Listed entries -

· · ·

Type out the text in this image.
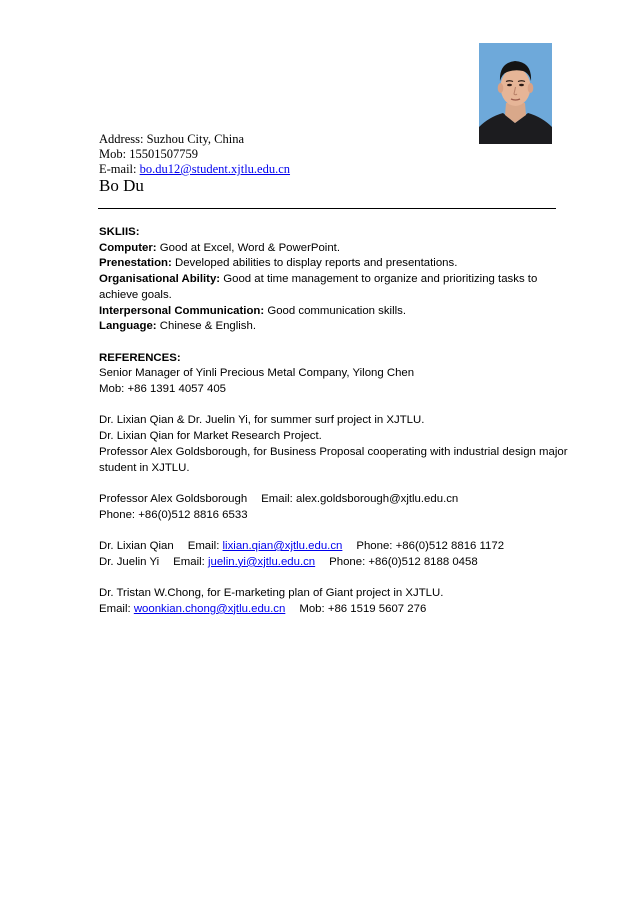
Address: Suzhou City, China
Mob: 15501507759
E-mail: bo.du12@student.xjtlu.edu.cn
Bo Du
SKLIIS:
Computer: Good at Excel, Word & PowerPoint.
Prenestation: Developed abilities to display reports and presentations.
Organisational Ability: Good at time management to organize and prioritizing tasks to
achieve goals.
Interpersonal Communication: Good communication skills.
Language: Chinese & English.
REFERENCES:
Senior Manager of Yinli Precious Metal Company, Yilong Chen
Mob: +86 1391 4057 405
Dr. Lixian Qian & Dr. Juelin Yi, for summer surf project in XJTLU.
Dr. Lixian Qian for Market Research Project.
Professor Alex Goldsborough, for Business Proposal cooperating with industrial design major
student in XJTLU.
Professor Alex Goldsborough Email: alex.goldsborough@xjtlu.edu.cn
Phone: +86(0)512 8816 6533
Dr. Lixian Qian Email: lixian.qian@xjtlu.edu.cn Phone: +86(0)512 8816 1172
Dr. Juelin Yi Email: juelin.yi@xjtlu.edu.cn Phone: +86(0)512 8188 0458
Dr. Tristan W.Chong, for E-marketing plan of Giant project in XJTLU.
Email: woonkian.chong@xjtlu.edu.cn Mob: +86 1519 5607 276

· · ·

Using the records above, say how many lines include the string "Lixian". Only the number is wanted.

3